*Stated goal*:
Write out all of the lines below, exactly and completely.

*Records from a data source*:
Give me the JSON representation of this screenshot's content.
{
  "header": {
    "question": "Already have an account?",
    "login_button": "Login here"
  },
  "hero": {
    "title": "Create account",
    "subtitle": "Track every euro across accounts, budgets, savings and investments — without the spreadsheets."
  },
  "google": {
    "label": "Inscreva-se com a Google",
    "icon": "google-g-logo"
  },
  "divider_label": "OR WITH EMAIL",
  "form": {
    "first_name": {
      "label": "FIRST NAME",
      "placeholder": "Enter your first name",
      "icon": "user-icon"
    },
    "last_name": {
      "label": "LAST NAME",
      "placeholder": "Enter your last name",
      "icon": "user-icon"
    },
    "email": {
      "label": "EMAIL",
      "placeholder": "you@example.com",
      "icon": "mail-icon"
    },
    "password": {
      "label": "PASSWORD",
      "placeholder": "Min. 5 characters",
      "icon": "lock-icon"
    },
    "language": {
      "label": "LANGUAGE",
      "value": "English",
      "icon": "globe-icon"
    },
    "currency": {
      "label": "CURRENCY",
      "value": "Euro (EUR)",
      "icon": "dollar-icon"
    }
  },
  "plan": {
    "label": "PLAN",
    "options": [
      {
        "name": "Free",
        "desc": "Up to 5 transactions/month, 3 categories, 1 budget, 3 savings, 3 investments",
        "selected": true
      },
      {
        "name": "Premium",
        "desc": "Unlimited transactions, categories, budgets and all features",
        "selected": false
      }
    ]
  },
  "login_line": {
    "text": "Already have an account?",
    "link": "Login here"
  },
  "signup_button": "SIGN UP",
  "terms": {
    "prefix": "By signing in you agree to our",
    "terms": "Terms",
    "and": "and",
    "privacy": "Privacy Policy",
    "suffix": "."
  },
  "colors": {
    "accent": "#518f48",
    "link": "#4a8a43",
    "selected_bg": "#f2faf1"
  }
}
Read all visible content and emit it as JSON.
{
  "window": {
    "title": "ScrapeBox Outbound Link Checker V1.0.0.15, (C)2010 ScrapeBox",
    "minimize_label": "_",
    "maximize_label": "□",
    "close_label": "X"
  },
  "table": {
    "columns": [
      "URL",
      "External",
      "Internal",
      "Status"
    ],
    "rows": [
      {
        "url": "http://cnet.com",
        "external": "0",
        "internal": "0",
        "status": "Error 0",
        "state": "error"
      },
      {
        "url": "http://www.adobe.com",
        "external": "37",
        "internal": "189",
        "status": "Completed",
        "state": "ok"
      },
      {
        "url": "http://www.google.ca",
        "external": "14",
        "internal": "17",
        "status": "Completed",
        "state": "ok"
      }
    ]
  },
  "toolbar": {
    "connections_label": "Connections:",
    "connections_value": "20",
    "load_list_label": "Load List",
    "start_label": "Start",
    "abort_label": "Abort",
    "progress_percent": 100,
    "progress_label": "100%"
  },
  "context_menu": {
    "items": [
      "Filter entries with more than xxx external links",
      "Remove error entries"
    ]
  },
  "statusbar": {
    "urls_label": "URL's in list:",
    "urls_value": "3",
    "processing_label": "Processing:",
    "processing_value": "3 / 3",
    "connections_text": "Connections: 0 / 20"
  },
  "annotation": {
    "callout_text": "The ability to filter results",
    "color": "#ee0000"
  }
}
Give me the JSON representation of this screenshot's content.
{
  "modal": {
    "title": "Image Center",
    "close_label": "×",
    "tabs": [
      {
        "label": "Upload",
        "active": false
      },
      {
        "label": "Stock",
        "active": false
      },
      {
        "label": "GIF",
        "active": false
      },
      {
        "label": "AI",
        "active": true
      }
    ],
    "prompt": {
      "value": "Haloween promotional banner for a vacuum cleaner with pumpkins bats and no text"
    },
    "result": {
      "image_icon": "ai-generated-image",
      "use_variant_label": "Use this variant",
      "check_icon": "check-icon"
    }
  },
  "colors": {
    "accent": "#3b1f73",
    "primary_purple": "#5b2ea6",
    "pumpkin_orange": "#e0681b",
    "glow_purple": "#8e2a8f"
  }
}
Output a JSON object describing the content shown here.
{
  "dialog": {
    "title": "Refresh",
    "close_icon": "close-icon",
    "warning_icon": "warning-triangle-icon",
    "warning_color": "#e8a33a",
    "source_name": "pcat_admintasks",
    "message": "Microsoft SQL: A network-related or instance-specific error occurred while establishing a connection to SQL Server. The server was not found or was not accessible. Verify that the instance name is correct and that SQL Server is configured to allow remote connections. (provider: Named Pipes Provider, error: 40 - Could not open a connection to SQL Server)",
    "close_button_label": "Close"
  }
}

*Task solution*:
Give me the JSON representation of this screenshot's content.
{
  "header": {
    "question": "Already have an account?",
    "login_button": "Login here"
  },
  "hero": {
    "title": "Create account",
    "subtitle": "Track every euro across accounts, budgets, savings and investments — without the spreadsheets."
  },
  "google": {
    "label": "Inscreva-se com a Google",
    "icon": "google-g-logo"
  },
  "divider_label": "OR WITH EMAIL",
  "form": {
    "first_name": {
      "label": "FIRST NAME",
      "placeholder": "Enter your first name",
      "icon": "user-icon"
    },
    "last_name": {
      "label": "LAST NAME",
      "placeholder": "Enter your last name",
      "icon": "user-icon"
    },
    "email": {
      "label": "EMAIL",
      "placeholder": "you@example.com",
      "icon": "mail-icon"
    },
    "password": {
      "label": "PASSWORD",
      "placeholder": "Min. 5 characters",
      "icon": "lock-icon"
    },
    "language": {
      "label": "LANGUAGE",
      "value": "English",
      "icon": "globe-icon"
    },
    "currency": {
      "label": "CURRENCY",
      "value": "Euro (EUR)",
      "icon": "dollar-icon"
    }
  },
  "plan": {
    "label": "PLAN",
    "options": [
      {
        "name": "Free",
        "desc": "Up to 5 transactions/month, 3 categories, 1 budget, 3 savings, 3 investments",
        "selected": true
      },
      {
        "name": "Premium",
        "desc": "Unlimited transactions, categories, budgets and all features",
        "selected": false
      }
    ]
  },
  "login_line": {
    "text": "Already have an account?",
    "link": "Login here"
  },
  "signup_button": "SIGN UP",
  "terms": {
    "prefix": "By signing in you agree to our",
    "terms": "Terms",
    "and": "and",
    "privacy": "Privacy Policy",
    "suffix": "."
  },
  "colors": {
    "accent": "#518f48",
    "link": "#4a8a43",
    "selected_bg": "#f2faf1"
  }
}
Read all visible content and emit it as JSON.
{
  "window": {
    "title": "ScrapeBox Outbound Link Checker V1.0.0.15, (C)2010 ScrapeBox",
    "minimize_label": "_",
    "maximize_label": "□",
    "close_label": "X"
  },
  "table": {
    "columns": [
      "URL",
      "External",
      "Internal",
      "Status"
    ],
    "rows": [
      {
        "url": "http://cnet.com",
        "external": "0",
        "internal": "0",
        "status": "Error 0",
        "state": "error"
      },
      {
        "url": "http://www.adobe.com",
        "external": "37",
        "internal": "189",
        "status": "Completed",
        "state": "ok"
      },
      {
        "url": "http://www.google.ca",
        "external": "14",
        "internal": "17",
        "status": "Completed",
        "state": "ok"
      }
    ]
  },
  "toolbar": {
    "connections_label": "Connections:",
    "connections_value": "20",
    "load_list_label": "Load List",
    "start_label": "Start",
    "abort_label": "Abort",
    "progress_percent": 100,
    "progress_label": "100%"
  },
  "context_menu": {
    "items": [
      "Filter entries with more than xxx external links",
      "Remove error entries"
    ]
  },
  "statusbar": {
    "urls_label": "URL's in list:",
    "urls_value": "3",
    "processing_label": "Processing:",
    "processing_value": "3 / 3",
    "connections_text": "Connections: 0 / 20"
  },
  "annotation": {
    "callout_text": "The ability to filter results",
    "color": "#ee0000"
  }
}
Give me the JSON representation of this screenshot's content.
{
  "modal": {
    "title": "Image Center",
    "close_label": "×",
    "tabs": [
      {
        "label": "Upload",
        "active": false
      },
      {
        "label": "Stock",
        "active": false
      },
      {
        "label": "GIF",
        "active": false
      },
      {
        "label": "AI",
        "active": true
      }
    ],
    "prompt": {
      "value": "Haloween promotional banner for a vacuum cleaner with pumpkins bats and no text"
    },
    "result": {
      "image_icon": "ai-generated-image",
      "use_variant_label": "Use this variant",
      "check_icon": "check-icon"
    }
  },
  "colors": {
    "accent": "#3b1f73",
    "primary_purple": "#5b2ea6",
    "pumpkin_orange": "#e0681b",
    "glow_purple": "#8e2a8f"
  }
}
Output a JSON object describing the content shown here.
{
  "dialog": {
    "title": "Refresh",
    "close_icon": "close-icon",
    "warning_icon": "warning-triangle-icon",
    "warning_color": "#e8a33a",
    "source_name": "pcat_admintasks",
    "message": "Microsoft SQL: A network-related or instance-specific error occurred while establishing a connection to SQL Server. The server was not found or was not accessible. Verify that the instance name is correct and that SQL Server is configured to allow remote connections. (provider: Named Pipes Provider, error: 40 - Could not open a connection to SQL Server)",
    "close_button_label": "Close"
  }
}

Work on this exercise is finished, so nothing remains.